> [Problem details] List each line holding the string "this".

> [Record set]
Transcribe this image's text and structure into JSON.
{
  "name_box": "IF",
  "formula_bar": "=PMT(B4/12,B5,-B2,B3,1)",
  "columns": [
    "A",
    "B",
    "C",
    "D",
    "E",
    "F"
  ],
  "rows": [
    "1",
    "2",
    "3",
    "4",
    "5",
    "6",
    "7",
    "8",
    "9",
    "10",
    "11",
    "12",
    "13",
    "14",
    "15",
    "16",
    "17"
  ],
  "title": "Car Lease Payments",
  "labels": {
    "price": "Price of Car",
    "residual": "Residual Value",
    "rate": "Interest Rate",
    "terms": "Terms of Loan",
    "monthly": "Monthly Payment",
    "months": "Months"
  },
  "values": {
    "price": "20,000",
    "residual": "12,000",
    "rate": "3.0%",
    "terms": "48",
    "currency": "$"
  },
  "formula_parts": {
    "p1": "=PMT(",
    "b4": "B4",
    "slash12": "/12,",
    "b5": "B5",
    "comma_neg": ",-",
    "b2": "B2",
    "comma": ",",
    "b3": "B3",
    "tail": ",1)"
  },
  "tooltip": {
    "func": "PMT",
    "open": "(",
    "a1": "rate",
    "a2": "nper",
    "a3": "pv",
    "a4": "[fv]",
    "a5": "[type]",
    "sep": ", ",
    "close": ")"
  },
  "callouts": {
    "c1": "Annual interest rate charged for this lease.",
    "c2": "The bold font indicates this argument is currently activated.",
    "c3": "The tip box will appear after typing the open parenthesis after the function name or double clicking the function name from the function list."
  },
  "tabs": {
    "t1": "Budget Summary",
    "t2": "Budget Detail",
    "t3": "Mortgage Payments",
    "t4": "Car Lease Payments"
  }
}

> [The reply]
Transcribe this image's text and structure into JSON.
    "c1": "Annual interest rate charged for this lease.",
    "c2": "The bold font indicates this argument is currently activated.",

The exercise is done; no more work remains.